__What to produce__
Pull out every line below that holds the word "content".

Dataset records
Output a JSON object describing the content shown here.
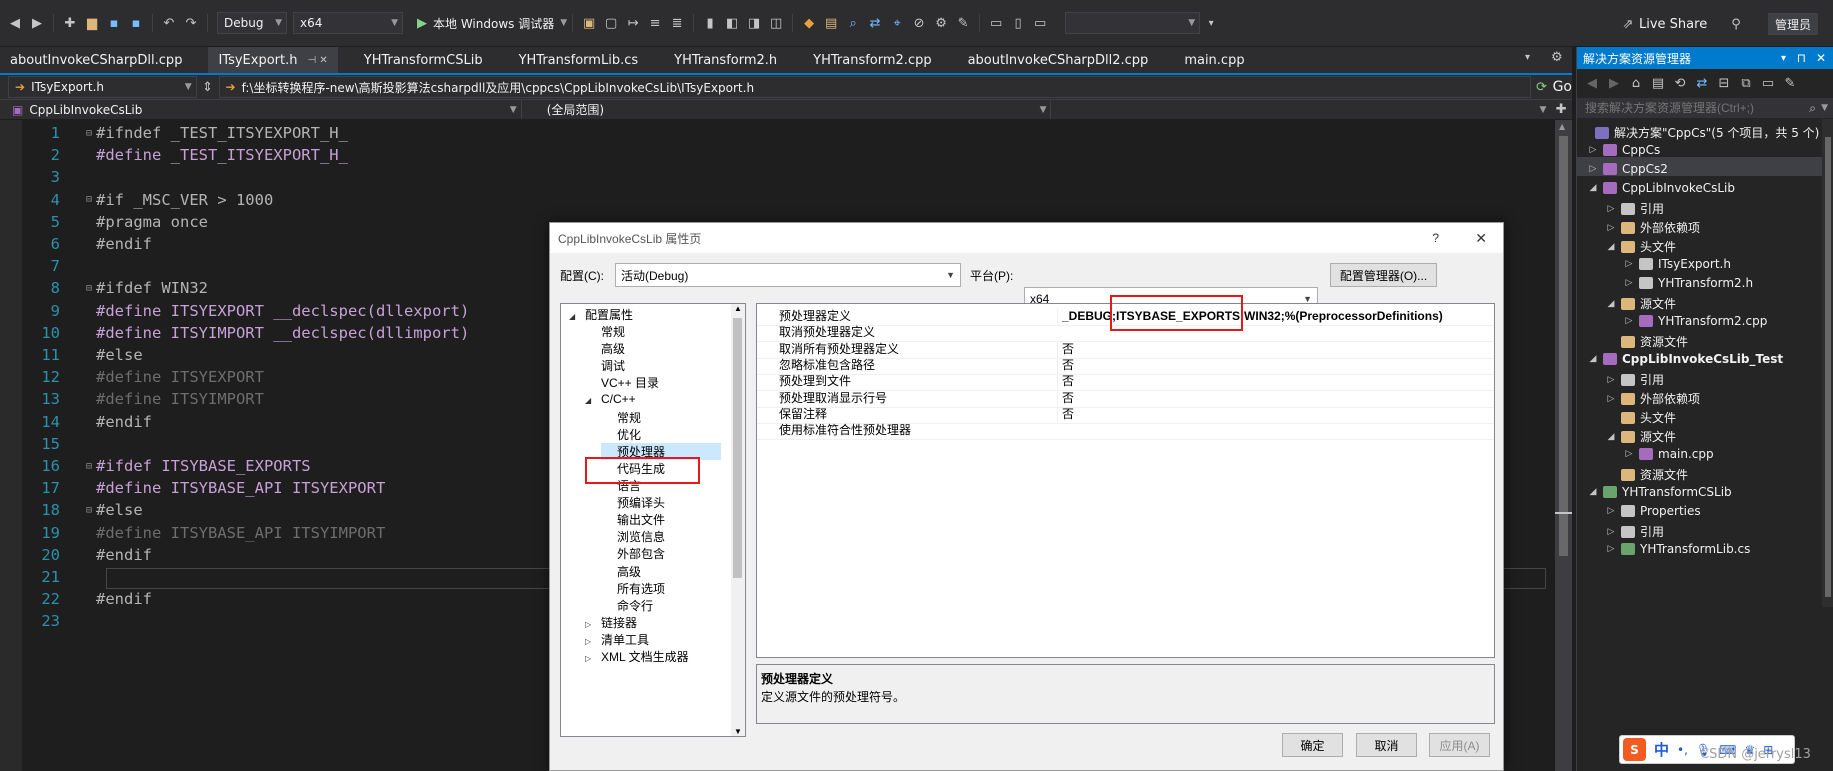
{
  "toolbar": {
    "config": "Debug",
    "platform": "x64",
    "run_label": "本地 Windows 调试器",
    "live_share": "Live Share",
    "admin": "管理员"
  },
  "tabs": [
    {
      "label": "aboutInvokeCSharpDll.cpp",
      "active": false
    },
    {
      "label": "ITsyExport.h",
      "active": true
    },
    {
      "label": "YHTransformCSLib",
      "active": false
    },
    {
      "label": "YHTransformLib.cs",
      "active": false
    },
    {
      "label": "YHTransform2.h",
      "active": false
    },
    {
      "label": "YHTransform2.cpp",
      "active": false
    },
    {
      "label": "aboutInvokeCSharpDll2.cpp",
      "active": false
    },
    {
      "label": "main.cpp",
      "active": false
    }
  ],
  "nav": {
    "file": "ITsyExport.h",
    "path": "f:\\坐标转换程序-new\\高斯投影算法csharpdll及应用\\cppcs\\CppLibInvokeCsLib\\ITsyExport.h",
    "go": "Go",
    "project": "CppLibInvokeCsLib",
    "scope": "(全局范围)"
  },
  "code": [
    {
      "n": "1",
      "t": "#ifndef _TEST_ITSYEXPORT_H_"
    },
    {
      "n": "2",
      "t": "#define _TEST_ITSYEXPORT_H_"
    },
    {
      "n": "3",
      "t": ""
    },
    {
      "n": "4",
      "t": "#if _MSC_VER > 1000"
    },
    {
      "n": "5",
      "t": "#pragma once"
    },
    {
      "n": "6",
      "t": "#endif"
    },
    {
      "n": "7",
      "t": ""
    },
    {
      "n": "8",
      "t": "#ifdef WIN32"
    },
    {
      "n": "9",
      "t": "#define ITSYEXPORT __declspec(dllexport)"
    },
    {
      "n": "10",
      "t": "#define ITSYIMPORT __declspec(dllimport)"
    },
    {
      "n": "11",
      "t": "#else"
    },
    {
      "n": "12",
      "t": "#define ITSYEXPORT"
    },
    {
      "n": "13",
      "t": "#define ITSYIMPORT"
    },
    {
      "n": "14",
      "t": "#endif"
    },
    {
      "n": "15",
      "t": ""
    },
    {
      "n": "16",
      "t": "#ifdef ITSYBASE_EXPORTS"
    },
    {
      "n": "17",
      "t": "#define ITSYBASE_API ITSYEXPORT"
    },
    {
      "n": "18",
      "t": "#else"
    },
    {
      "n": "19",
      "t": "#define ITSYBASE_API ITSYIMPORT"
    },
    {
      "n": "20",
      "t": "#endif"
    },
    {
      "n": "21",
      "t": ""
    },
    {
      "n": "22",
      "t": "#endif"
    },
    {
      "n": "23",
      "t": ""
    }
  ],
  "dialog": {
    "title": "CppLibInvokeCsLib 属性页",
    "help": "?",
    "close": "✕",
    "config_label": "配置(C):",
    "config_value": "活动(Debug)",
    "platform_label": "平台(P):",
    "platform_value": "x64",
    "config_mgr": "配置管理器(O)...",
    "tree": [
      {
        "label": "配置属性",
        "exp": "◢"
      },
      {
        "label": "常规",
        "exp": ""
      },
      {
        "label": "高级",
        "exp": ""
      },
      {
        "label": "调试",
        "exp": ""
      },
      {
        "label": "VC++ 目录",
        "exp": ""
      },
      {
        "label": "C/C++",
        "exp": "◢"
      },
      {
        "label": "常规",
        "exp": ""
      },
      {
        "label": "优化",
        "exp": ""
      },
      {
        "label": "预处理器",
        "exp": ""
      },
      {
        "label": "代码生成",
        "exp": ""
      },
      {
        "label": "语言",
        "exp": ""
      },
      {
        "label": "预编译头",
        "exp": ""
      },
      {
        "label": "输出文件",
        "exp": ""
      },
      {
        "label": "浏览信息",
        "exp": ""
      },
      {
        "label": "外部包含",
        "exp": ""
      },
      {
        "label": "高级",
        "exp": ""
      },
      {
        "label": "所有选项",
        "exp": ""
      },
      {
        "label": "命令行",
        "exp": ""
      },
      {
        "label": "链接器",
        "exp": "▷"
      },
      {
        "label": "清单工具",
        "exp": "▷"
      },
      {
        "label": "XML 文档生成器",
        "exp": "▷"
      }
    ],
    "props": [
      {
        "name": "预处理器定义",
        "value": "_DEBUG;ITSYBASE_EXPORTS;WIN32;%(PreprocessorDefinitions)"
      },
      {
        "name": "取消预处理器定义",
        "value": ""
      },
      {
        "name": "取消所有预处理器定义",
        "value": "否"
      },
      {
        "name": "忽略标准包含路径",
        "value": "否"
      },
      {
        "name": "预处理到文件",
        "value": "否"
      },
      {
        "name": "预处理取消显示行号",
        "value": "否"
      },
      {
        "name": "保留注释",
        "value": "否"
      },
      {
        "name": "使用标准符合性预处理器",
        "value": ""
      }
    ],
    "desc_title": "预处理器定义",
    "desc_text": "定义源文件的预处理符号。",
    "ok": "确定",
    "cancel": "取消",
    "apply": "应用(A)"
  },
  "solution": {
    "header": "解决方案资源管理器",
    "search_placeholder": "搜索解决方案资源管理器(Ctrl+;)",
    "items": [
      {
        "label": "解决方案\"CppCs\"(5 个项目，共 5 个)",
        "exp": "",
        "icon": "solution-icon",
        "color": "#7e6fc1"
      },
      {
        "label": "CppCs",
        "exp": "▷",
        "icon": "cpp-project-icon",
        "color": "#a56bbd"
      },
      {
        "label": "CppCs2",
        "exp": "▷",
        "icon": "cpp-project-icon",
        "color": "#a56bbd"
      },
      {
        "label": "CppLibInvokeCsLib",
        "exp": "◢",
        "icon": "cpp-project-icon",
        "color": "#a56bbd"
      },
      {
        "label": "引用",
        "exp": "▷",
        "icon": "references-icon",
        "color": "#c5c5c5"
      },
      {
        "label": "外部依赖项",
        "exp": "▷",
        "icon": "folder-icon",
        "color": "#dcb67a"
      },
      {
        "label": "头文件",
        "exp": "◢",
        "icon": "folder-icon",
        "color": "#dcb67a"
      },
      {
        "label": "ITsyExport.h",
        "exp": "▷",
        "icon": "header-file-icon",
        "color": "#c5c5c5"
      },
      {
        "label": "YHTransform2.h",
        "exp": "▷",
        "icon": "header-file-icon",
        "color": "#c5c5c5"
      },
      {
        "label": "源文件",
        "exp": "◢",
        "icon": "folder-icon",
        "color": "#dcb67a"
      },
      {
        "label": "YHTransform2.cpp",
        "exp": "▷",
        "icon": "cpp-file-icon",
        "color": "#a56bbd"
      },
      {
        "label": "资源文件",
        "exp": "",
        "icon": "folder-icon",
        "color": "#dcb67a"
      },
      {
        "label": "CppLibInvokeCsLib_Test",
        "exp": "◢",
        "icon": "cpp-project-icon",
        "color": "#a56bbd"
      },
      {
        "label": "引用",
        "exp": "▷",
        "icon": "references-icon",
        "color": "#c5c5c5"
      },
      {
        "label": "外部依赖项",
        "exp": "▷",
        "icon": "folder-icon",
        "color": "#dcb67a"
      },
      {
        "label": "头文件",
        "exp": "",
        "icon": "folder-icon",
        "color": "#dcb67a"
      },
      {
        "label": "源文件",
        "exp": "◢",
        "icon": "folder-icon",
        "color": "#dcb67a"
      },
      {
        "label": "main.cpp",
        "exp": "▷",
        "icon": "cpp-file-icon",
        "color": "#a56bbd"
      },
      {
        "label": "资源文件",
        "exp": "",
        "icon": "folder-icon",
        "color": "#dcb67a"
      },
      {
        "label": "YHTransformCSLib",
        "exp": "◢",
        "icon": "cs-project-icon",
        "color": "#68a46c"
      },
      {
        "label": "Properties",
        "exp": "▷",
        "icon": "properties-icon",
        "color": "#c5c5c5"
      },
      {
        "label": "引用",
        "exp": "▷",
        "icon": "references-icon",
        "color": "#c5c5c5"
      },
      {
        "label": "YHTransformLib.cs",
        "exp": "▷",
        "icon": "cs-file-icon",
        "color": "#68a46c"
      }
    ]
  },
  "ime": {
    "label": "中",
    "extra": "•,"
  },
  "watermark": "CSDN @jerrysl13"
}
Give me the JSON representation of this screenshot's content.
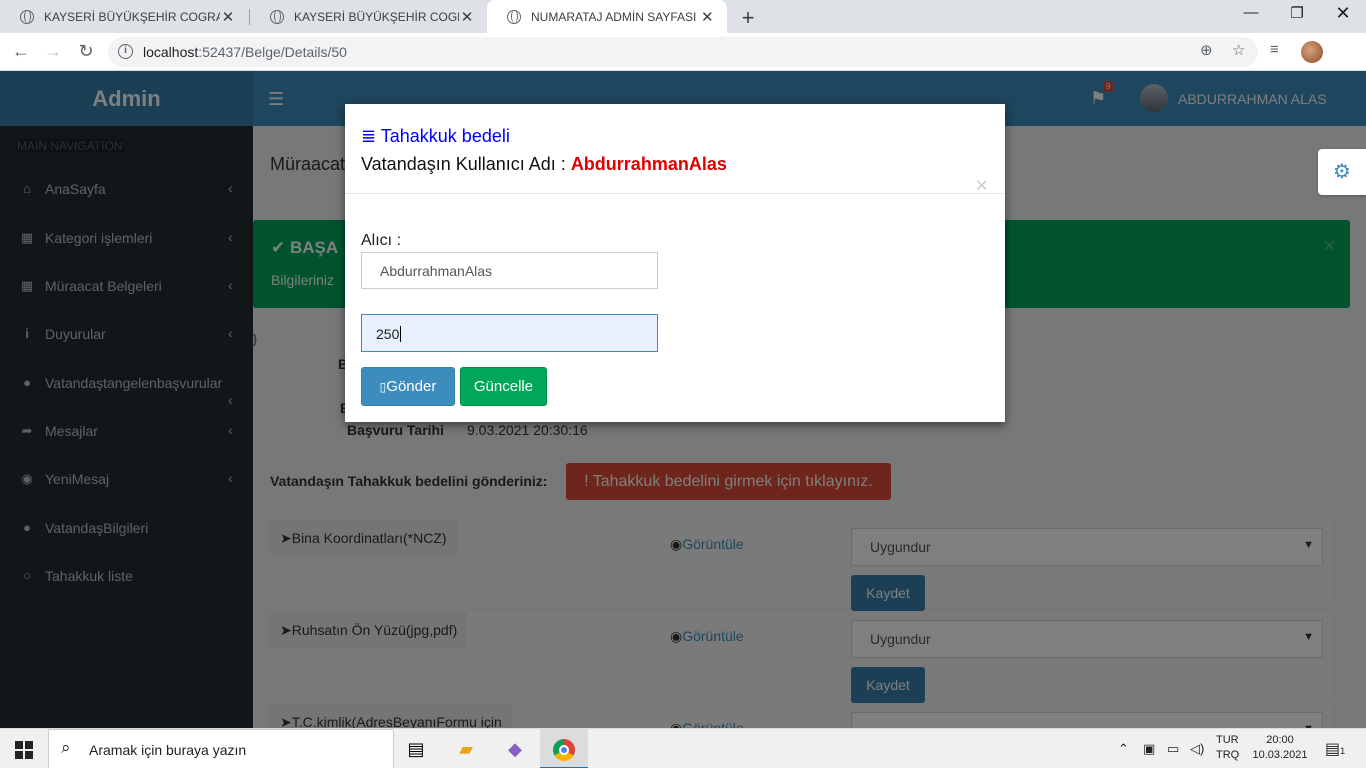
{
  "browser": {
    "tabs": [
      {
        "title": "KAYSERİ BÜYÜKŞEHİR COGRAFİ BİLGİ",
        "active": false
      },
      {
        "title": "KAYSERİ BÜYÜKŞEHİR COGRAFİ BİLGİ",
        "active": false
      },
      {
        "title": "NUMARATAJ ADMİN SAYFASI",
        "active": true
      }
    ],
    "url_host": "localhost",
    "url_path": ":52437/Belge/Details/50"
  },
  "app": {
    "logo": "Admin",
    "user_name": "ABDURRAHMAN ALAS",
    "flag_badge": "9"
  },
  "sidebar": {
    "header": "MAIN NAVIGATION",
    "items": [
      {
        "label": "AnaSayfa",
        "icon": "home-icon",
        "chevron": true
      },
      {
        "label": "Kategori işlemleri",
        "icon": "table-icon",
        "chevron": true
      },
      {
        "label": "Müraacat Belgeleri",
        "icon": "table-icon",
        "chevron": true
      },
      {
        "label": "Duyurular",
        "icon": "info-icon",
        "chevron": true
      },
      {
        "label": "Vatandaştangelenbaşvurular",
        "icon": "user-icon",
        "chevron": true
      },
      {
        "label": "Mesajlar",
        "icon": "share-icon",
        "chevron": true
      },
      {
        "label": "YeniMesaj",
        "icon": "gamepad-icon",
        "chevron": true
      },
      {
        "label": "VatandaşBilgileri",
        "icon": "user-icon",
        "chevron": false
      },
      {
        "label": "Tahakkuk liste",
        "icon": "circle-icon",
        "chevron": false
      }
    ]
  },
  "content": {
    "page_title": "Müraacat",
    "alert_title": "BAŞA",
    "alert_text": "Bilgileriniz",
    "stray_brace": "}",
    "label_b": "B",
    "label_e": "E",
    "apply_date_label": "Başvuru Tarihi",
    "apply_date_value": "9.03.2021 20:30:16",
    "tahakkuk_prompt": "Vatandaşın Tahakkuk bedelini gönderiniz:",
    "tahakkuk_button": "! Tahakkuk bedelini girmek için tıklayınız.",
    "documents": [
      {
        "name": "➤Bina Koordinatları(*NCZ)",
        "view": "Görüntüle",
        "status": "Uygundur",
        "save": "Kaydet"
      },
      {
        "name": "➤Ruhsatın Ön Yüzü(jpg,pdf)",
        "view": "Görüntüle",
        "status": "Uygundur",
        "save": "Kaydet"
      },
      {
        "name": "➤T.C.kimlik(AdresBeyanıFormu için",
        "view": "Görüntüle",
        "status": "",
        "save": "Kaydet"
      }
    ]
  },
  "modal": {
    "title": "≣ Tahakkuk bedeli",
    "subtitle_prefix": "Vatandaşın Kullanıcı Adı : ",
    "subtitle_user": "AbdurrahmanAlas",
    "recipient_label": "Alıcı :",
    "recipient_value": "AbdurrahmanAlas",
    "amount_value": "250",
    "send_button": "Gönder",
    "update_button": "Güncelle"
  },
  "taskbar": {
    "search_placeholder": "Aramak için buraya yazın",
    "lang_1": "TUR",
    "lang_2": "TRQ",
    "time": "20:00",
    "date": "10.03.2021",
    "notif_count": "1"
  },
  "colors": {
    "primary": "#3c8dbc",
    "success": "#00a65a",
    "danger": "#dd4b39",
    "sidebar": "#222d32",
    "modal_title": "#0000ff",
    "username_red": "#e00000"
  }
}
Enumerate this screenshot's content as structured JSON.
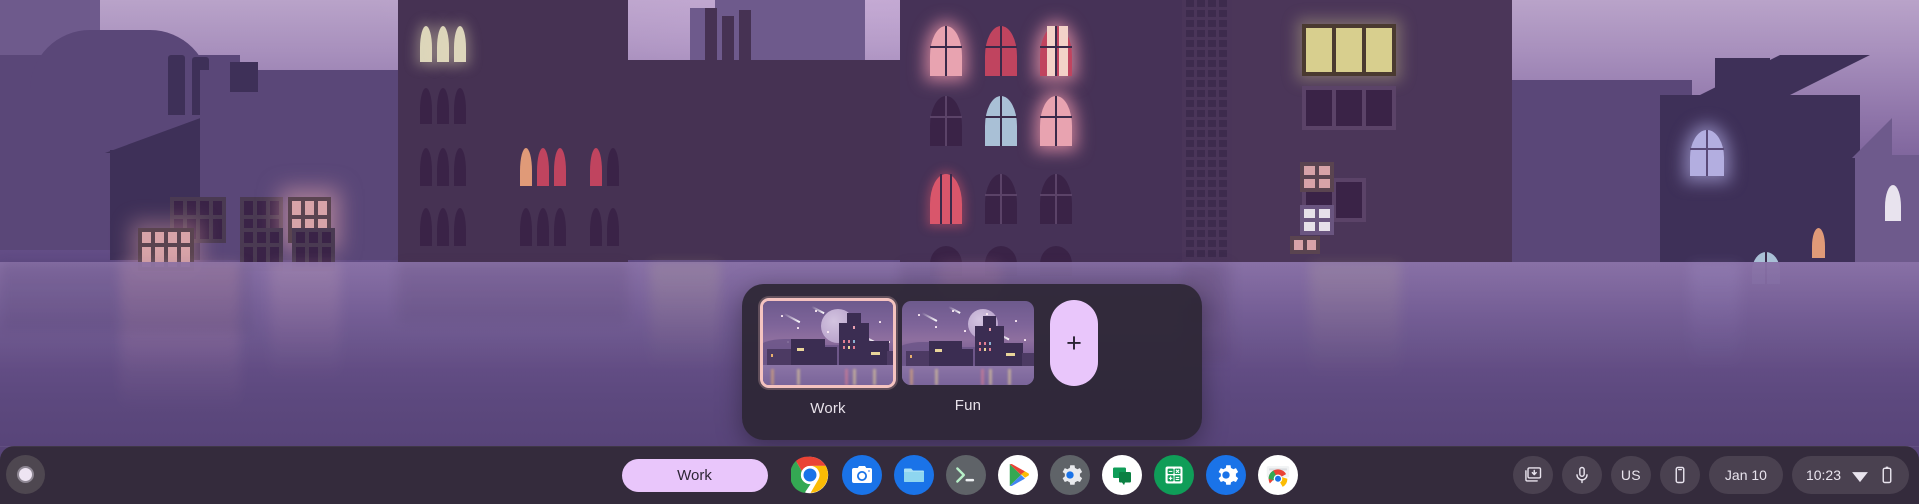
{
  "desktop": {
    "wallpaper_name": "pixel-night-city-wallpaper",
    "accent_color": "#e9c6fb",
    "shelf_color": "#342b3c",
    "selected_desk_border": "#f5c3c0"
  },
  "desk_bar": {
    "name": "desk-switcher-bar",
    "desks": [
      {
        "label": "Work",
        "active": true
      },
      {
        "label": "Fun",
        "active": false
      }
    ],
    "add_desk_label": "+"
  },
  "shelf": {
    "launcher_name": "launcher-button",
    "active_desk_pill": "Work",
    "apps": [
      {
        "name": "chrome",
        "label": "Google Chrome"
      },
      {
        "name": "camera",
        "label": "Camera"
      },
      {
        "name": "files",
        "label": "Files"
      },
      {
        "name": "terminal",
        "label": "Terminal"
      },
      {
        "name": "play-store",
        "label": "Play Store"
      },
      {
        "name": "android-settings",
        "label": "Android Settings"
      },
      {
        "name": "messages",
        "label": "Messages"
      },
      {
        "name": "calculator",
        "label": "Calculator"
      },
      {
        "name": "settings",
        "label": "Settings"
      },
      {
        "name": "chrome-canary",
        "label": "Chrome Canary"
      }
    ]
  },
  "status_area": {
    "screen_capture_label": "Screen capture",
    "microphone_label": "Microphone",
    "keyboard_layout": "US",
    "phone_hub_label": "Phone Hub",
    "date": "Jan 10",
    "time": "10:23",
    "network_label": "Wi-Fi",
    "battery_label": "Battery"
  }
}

__Solution to this problem__
Output a JSON object describing the content shown here.
Give me the JSON representation of this screenshot's content.
  "content": {
Enumerate this screenshot's content as structured JSON.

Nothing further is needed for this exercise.